**AIM OF THE EXERCISE:**
Write out the records below once more, exactly as they stand.

**RECORDS SUPPLIED:**
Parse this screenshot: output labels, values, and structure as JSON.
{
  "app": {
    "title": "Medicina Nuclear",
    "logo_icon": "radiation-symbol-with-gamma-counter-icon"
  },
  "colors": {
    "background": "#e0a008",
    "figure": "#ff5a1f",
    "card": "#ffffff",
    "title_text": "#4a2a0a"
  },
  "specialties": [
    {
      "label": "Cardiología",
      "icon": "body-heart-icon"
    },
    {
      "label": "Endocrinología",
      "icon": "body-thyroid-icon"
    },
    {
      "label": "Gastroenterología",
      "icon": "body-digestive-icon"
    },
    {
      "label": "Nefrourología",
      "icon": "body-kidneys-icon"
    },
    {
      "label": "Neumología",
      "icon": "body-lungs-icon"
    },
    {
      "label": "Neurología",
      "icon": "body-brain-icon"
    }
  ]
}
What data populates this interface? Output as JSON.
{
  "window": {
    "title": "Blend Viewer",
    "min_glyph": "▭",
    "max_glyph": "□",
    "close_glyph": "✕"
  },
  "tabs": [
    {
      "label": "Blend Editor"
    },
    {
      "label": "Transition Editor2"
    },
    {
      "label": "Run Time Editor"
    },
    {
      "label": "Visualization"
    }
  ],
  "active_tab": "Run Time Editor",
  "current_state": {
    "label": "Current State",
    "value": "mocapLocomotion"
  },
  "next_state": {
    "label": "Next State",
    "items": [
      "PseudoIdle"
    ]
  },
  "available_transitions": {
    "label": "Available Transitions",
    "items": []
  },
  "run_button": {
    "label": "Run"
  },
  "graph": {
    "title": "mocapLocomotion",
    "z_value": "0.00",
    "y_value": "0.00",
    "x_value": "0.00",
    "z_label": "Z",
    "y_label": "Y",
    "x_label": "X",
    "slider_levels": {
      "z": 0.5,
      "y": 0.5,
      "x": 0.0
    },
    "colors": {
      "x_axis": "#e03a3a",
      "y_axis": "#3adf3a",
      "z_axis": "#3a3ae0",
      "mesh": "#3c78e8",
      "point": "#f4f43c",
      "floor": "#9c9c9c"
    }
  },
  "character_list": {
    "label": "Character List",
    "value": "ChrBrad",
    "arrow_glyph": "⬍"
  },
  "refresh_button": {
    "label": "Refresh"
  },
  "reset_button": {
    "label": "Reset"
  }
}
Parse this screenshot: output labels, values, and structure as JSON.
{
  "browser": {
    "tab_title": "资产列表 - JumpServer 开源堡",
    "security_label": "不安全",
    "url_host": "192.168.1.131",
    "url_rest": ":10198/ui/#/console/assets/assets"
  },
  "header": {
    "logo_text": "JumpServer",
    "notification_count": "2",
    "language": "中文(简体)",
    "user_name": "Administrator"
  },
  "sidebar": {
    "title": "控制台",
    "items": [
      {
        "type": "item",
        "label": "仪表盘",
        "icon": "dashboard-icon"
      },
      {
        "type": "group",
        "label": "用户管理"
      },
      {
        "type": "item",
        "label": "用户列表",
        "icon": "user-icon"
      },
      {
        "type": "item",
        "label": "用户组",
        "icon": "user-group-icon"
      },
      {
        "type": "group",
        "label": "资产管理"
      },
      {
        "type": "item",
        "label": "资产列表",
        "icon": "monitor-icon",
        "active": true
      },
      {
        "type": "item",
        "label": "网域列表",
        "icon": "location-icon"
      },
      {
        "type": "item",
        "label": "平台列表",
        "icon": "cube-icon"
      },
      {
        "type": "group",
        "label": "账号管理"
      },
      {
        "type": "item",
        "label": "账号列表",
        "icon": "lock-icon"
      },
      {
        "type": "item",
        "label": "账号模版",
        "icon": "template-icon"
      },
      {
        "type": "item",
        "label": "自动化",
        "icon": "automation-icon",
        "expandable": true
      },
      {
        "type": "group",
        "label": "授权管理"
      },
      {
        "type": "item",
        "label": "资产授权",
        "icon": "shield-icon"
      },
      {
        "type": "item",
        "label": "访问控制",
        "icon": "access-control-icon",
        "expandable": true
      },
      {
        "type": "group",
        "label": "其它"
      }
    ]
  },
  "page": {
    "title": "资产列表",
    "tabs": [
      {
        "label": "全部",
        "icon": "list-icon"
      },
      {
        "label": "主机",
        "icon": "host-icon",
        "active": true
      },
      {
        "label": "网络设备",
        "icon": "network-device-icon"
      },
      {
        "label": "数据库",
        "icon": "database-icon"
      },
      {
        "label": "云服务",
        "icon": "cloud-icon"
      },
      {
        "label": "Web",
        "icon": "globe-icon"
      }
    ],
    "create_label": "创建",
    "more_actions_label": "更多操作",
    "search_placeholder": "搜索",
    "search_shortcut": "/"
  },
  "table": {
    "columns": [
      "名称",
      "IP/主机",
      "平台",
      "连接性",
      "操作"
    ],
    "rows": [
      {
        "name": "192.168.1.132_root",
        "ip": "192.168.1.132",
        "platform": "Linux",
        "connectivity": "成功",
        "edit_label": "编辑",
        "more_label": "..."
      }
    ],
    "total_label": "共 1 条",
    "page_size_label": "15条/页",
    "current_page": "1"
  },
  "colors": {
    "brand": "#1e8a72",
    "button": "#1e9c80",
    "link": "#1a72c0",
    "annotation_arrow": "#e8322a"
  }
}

**RESPONSE:**
Parse this screenshot: output labels, values, and structure as JSON.
{
  "app": {
    "title": "Medicina Nuclear",
    "logo_icon": "radiation-symbol-with-gamma-counter-icon"
  },
  "colors": {
    "background": "#e0a008",
    "figure": "#ff5a1f",
    "card": "#ffffff",
    "title_text": "#4a2a0a"
  },
  "specialties": [
    {
      "label": "Cardiología",
      "icon": "body-heart-icon"
    },
    {
      "label": "Endocrinología",
      "icon": "body-thyroid-icon"
    },
    {
      "label": "Gastroenterología",
      "icon": "body-digestive-icon"
    },
    {
      "label": "Nefrourología",
      "icon": "body-kidneys-icon"
    },
    {
      "label": "Neumología",
      "icon": "body-lungs-icon"
    },
    {
      "label": "Neurología",
      "icon": "body-brain-icon"
    }
  ]
}
What data populates this interface? Output as JSON.
{
  "window": {
    "title": "Blend Viewer",
    "min_glyph": "▭",
    "max_glyph": "□",
    "close_glyph": "✕"
  },
  "tabs": [
    {
      "label": "Blend Editor"
    },
    {
      "label": "Transition Editor2"
    },
    {
      "label": "Run Time Editor"
    },
    {
      "label": "Visualization"
    }
  ],
  "active_tab": "Run Time Editor",
  "current_state": {
    "label": "Current State",
    "value": "mocapLocomotion"
  },
  "next_state": {
    "label": "Next State",
    "items": [
      "PseudoIdle"
    ]
  },
  "available_transitions": {
    "label": "Available Transitions",
    "items": []
  },
  "run_button": {
    "label": "Run"
  },
  "graph": {
    "title": "mocapLocomotion",
    "z_value": "0.00",
    "y_value": "0.00",
    "x_value": "0.00",
    "z_label": "Z",
    "y_label": "Y",
    "x_label": "X",
    "slider_levels": {
      "z": 0.5,
      "y": 0.5,
      "x": 0.0
    },
    "colors": {
      "x_axis": "#e03a3a",
      "y_axis": "#3adf3a",
      "z_axis": "#3a3ae0",
      "mesh": "#3c78e8",
      "point": "#f4f43c",
      "floor": "#9c9c9c"
    }
  },
  "character_list": {
    "label": "Character List",
    "value": "ChrBrad",
    "arrow_glyph": "⬍"
  },
  "refresh_button": {
    "label": "Refresh"
  },
  "reset_button": {
    "label": "Reset"
  }
}
Parse this screenshot: output labels, values, and structure as JSON.
{
  "browser": {
    "tab_title": "资产列表 - JumpServer 开源堡",
    "security_label": "不安全",
    "url_host": "192.168.1.131",
    "url_rest": ":10198/ui/#/console/assets/assets"
  },
  "header": {
    "logo_text": "JumpServer",
    "notification_count": "2",
    "language": "中文(简体)",
    "user_name": "Administrator"
  },
  "sidebar": {
    "title": "控制台",
    "items": [
      {
        "type": "item",
        "label": "仪表盘",
        "icon": "dashboard-icon"
      },
      {
        "type": "group",
        "label": "用户管理"
      },
      {
        "type": "item",
        "label": "用户列表",
        "icon": "user-icon"
      },
      {
        "type": "item",
        "label": "用户组",
        "icon": "user-group-icon"
      },
      {
        "type": "group",
        "label": "资产管理"
      },
      {
        "type": "item",
        "label": "资产列表",
        "icon": "monitor-icon",
        "active": true
      },
      {
        "type": "item",
        "label": "网域列表",
        "icon": "location-icon"
      },
      {
        "type": "item",
        "label": "平台列表",
        "icon": "cube-icon"
      },
      {
        "type": "group",
        "label": "账号管理"
      },
      {
        "type": "item",
        "label": "账号列表",
        "icon": "lock-icon"
      },
      {
        "type": "item",
        "label": "账号模版",
        "icon": "template-icon"
      },
      {
        "type": "item",
        "label": "自动化",
        "icon": "automation-icon",
        "expandable": true
      },
      {
        "type": "group",
        "label": "授权管理"
      },
      {
        "type": "item",
        "label": "资产授权",
        "icon": "shield-icon"
      },
      {
        "type": "item",
        "label": "访问控制",
        "icon": "access-control-icon",
        "expandable": true
      },
      {
        "type": "group",
        "label": "其它"
      }
    ]
  },
  "page": {
    "title": "资产列表",
    "tabs": [
      {
        "label": "全部",
        "icon": "list-icon"
      },
      {
        "label": "主机",
        "icon": "host-icon",
        "active": true
      },
      {
        "label": "网络设备",
        "icon": "network-device-icon"
      },
      {
        "label": "数据库",
        "icon": "database-icon"
      },
      {
        "label": "云服务",
        "icon": "cloud-icon"
      },
      {
        "label": "Web",
        "icon": "globe-icon"
      }
    ],
    "create_label": "创建",
    "more_actions_label": "更多操作",
    "search_placeholder": "搜索",
    "search_shortcut": "/"
  },
  "table": {
    "columns": [
      "名称",
      "IP/主机",
      "平台",
      "连接性",
      "操作"
    ],
    "rows": [
      {
        "name": "192.168.1.132_root",
        "ip": "192.168.1.132",
        "platform": "Linux",
        "connectivity": "成功",
        "edit_label": "编辑",
        "more_label": "..."
      }
    ],
    "total_label": "共 1 条",
    "page_size_label": "15条/页",
    "current_page": "1"
  },
  "colors": {
    "brand": "#1e8a72",
    "button": "#1e9c80",
    "link": "#1a72c0",
    "annotation_arrow": "#e8322a"
  }
}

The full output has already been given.